** Set problem **
Write out the whole of the material exactly.

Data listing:
* Start *
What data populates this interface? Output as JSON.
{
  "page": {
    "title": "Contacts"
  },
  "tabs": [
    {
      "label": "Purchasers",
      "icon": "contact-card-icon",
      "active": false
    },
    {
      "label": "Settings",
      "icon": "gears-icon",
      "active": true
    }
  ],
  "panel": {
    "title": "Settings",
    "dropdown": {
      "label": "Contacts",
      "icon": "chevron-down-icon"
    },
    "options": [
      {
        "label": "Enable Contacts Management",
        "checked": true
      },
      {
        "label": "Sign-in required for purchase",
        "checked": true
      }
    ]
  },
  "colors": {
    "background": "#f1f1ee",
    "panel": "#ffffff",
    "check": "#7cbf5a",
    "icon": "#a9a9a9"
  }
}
* End *
** Result **
What data populates this interface? Output as JSON.
{
  "page": {
    "title": "Contacts"
  },
  "tabs": [
    {
      "label": "Purchasers",
      "icon": "contact-card-icon",
      "active": false
    },
    {
      "label": "Settings",
      "icon": "gears-icon",
      "active": true
    }
  ],
  "panel": {
    "title": "Settings",
    "dropdown": {
      "label": "Contacts",
      "icon": "chevron-down-icon"
    },
    "options": [
      {
        "label": "Enable Contacts Management",
        "checked": true
      },
      {
        "label": "Sign-in required for purchase",
        "checked": true
      }
    ]
  },
  "colors": {
    "background": "#f1f1ee",
    "panel": "#ffffff",
    "check": "#7cbf5a",
    "icon": "#a9a9a9"
  }
}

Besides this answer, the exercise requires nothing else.